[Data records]
━━━━━━━━━━

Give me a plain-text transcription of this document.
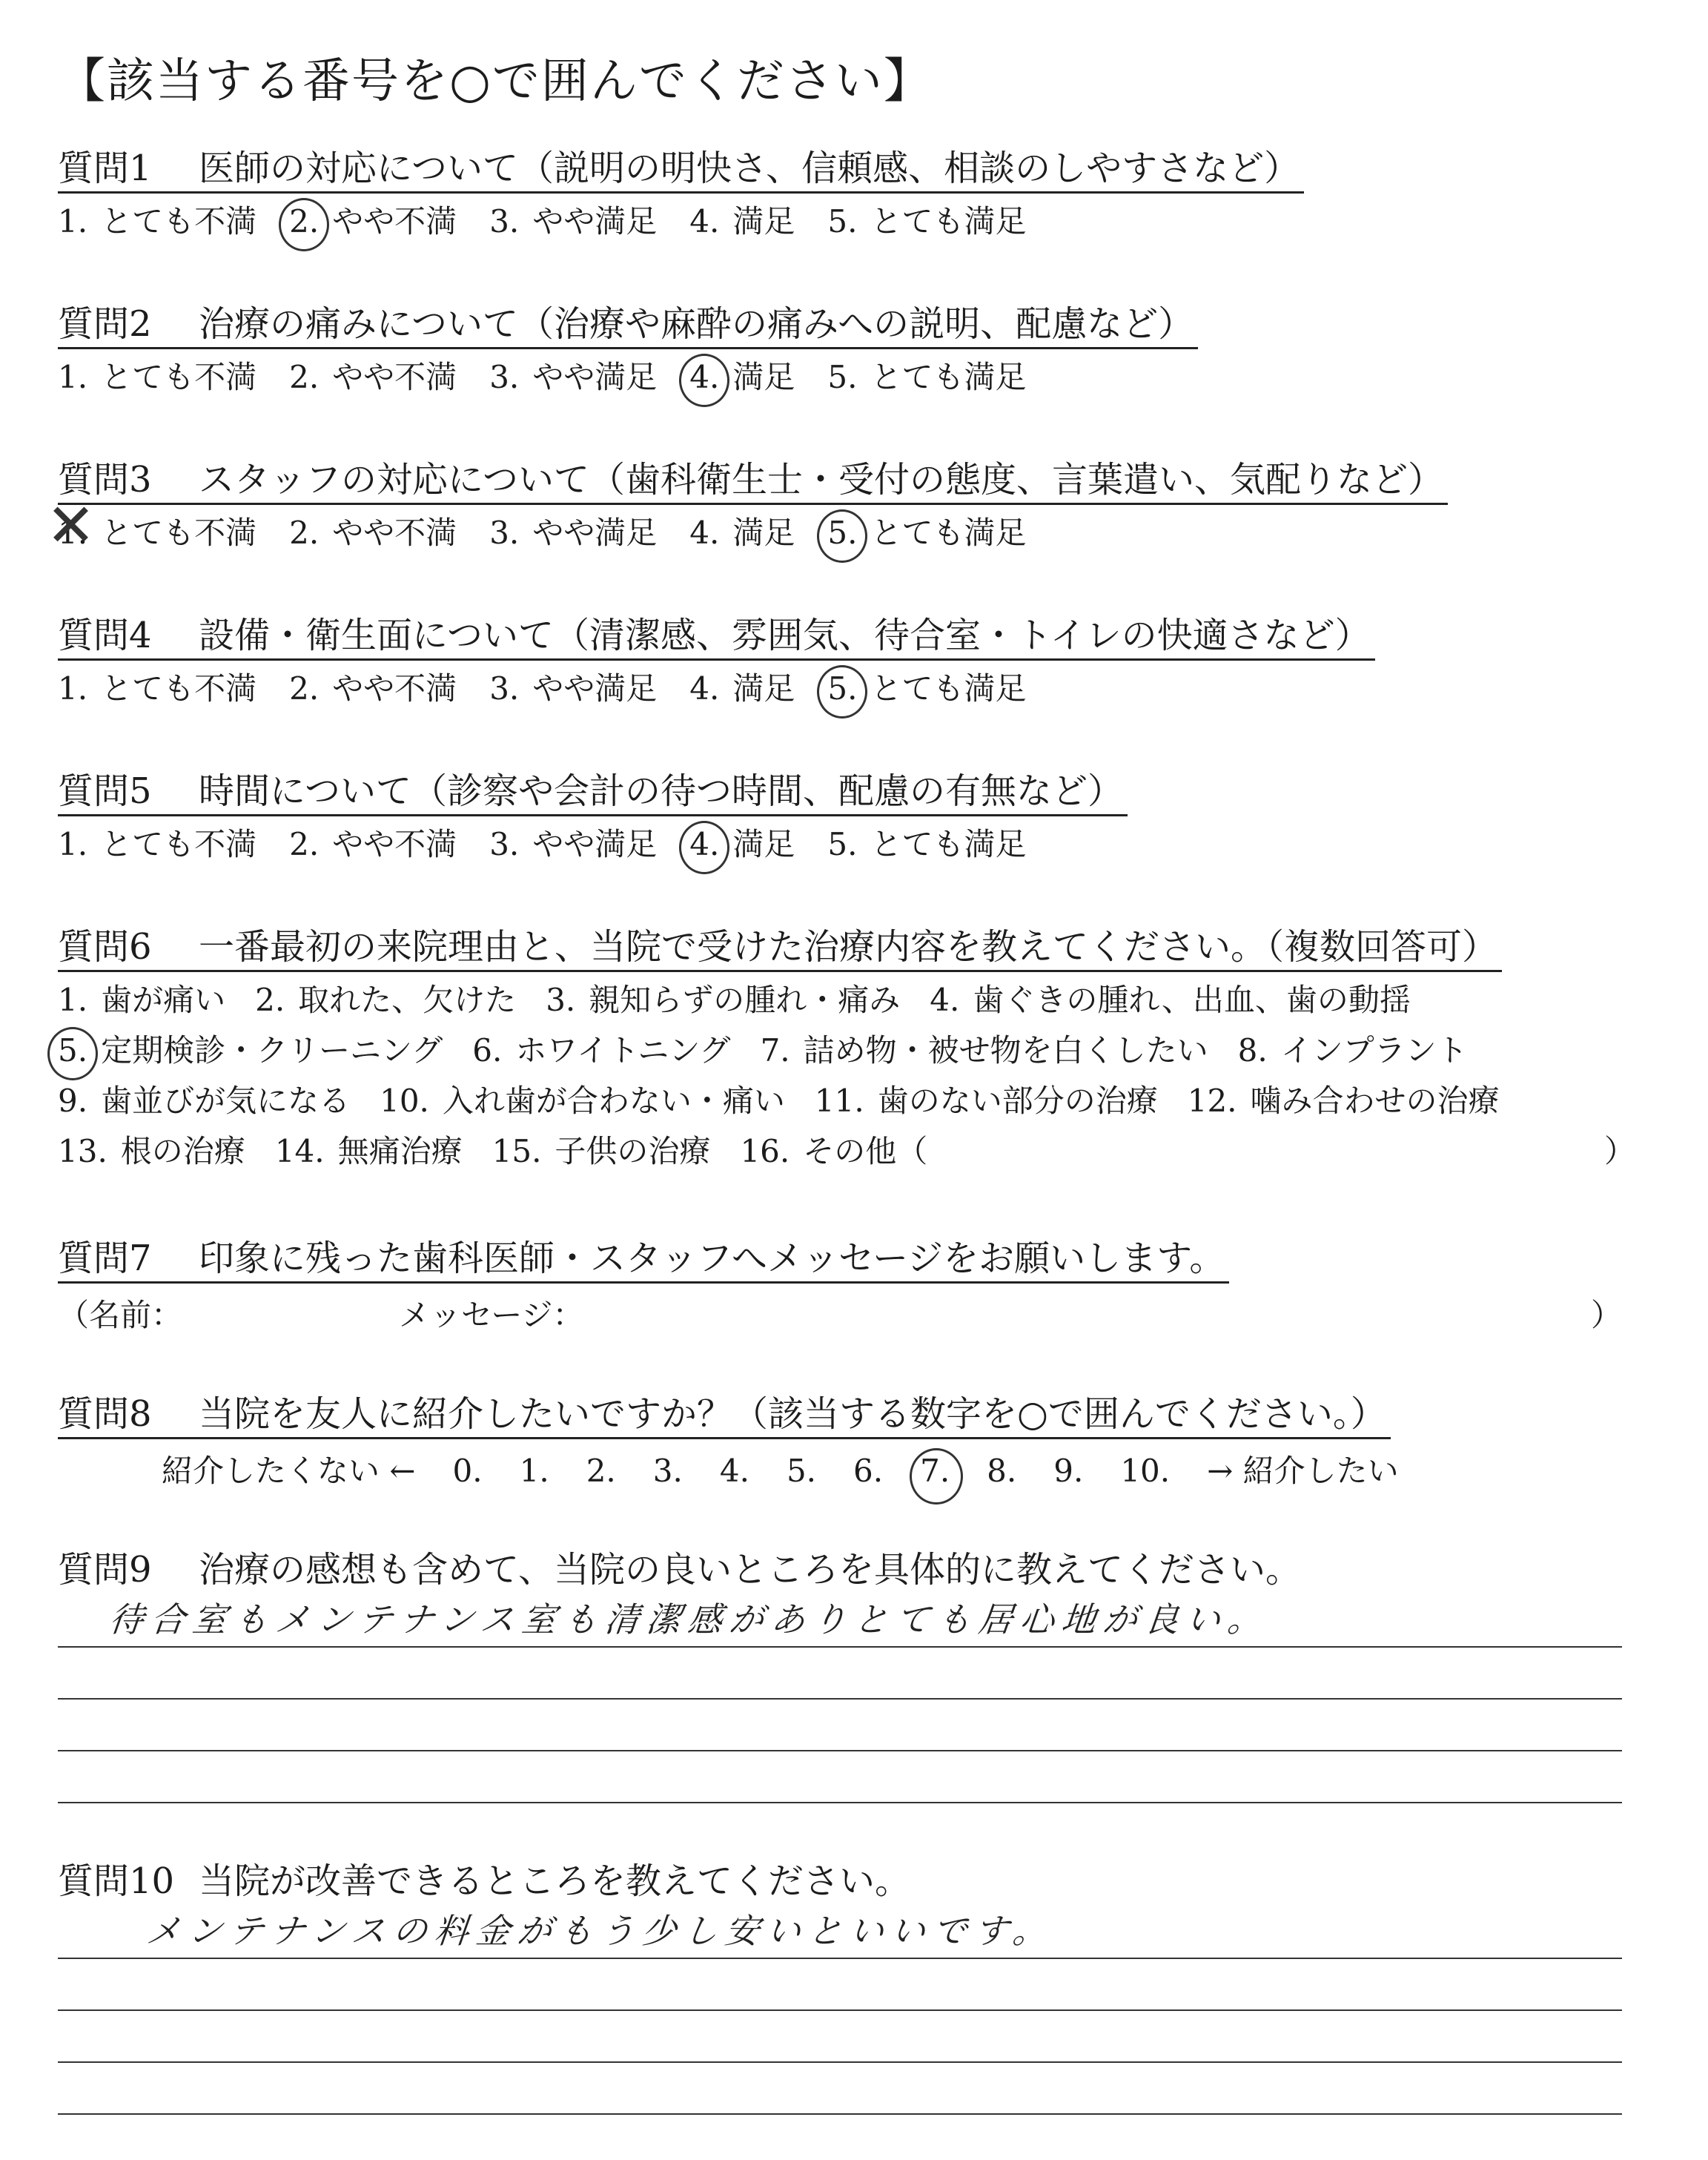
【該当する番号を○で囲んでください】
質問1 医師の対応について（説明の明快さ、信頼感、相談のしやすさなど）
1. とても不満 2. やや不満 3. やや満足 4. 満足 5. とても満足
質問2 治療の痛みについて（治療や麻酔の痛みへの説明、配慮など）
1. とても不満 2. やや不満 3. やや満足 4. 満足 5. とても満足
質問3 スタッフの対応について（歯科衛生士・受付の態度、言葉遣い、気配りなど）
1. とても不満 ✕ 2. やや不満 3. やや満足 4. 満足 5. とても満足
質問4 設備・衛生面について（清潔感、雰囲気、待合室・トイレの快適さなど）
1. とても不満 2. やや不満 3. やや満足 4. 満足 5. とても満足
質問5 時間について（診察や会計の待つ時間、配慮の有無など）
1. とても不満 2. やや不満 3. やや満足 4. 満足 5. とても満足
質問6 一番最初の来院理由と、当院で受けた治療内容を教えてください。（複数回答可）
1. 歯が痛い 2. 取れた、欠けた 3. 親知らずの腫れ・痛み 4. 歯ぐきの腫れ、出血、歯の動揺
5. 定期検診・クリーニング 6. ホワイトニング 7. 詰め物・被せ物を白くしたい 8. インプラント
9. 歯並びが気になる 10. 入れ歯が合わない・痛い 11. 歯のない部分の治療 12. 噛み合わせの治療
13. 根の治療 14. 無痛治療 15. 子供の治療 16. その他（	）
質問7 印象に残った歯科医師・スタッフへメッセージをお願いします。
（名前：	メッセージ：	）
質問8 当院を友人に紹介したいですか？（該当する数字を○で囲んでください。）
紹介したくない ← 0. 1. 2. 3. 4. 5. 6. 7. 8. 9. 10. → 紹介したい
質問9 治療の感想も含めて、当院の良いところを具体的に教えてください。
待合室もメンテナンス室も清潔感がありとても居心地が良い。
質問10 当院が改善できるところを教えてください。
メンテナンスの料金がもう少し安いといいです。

━━━━━━━━━━

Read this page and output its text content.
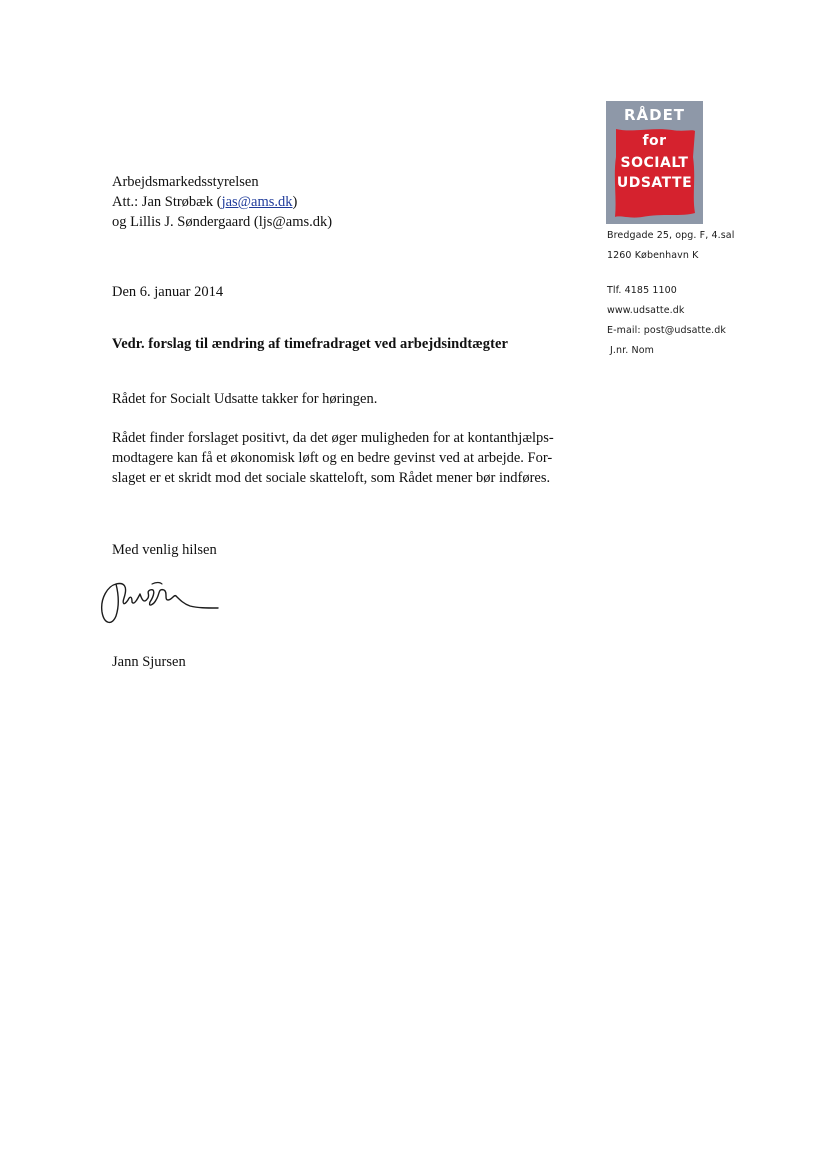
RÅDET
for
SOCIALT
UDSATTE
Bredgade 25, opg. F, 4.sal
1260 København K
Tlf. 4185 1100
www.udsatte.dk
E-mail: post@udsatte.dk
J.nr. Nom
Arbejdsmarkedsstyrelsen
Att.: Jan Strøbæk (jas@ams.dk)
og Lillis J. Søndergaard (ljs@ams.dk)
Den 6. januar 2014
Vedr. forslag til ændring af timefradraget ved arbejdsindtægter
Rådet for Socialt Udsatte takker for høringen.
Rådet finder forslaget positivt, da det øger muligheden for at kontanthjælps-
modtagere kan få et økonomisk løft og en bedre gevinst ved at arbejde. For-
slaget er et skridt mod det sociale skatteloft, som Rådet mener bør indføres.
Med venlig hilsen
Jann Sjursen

━━━━━━━━━━

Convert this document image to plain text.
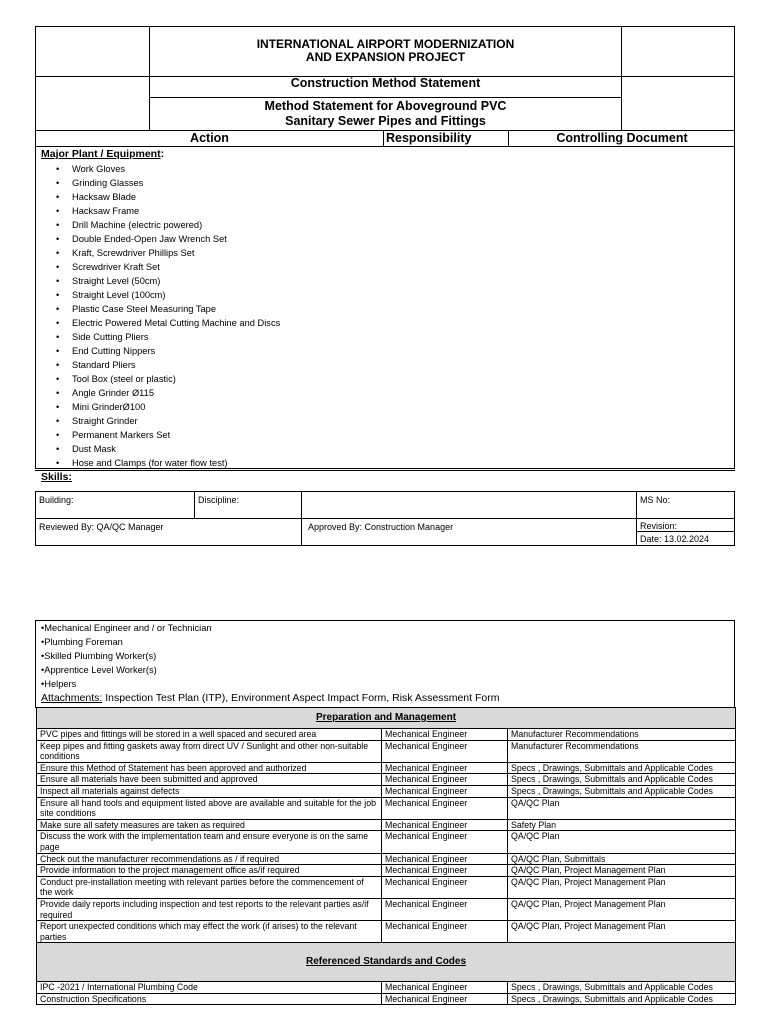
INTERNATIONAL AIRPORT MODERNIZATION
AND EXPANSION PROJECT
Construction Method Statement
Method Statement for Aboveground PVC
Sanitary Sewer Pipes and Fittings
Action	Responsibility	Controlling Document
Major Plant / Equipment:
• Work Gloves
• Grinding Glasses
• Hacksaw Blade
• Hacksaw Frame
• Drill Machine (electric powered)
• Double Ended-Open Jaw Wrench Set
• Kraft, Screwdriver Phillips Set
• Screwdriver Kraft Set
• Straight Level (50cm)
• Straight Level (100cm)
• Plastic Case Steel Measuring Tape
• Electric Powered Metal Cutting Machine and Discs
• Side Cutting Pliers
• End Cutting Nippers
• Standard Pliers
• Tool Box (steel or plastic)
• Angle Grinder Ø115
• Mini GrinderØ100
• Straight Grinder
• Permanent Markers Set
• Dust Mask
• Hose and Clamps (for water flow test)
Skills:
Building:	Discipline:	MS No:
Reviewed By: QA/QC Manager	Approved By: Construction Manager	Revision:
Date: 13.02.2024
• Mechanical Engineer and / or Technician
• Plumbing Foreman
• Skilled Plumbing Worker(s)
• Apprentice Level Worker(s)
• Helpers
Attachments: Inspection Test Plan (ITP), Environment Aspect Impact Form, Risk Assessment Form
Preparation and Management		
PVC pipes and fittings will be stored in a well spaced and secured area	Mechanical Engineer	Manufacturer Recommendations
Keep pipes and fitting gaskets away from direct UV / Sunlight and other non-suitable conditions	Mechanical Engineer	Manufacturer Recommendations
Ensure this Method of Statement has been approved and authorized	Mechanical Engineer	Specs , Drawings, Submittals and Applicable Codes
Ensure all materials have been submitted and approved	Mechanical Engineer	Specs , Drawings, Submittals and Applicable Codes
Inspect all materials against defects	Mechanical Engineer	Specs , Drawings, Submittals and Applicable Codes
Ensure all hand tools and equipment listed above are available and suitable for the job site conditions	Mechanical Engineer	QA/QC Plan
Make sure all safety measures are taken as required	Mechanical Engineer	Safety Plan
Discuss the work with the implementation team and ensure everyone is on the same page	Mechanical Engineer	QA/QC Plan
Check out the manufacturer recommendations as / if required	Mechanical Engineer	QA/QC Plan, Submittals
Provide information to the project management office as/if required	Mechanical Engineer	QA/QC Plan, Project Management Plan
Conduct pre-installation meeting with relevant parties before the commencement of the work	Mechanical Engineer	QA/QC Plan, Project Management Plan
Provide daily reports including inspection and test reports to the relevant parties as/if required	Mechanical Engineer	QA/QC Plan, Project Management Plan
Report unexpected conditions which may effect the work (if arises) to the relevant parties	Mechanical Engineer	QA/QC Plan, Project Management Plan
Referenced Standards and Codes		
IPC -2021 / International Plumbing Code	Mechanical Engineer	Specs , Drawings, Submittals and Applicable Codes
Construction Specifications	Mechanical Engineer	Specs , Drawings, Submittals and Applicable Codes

━━━━━━━━━━

Problem: Which lines hold the word "Specs"? Return all of them from the records above.

Output below:
Ensure this Method of Statement has been approved and authorized	Mechanical Engineer	Specs , Drawings, Submittals and Applicable Codes
Ensure all materials have been submitted and approved	Mechanical Engineer	Specs , Drawings, Submittals and Applicable Codes
Inspect all materials against defects	Mechanical Engineer	Specs , Drawings, Submittals and Applicable Codes
IPC -2021 / International Plumbing Code	Mechanical Engineer	Specs , Drawings, Submittals and Applicable Codes
Construction Specifications	Mechanical Engineer	Specs , Drawings, Submittals and Applicable Codes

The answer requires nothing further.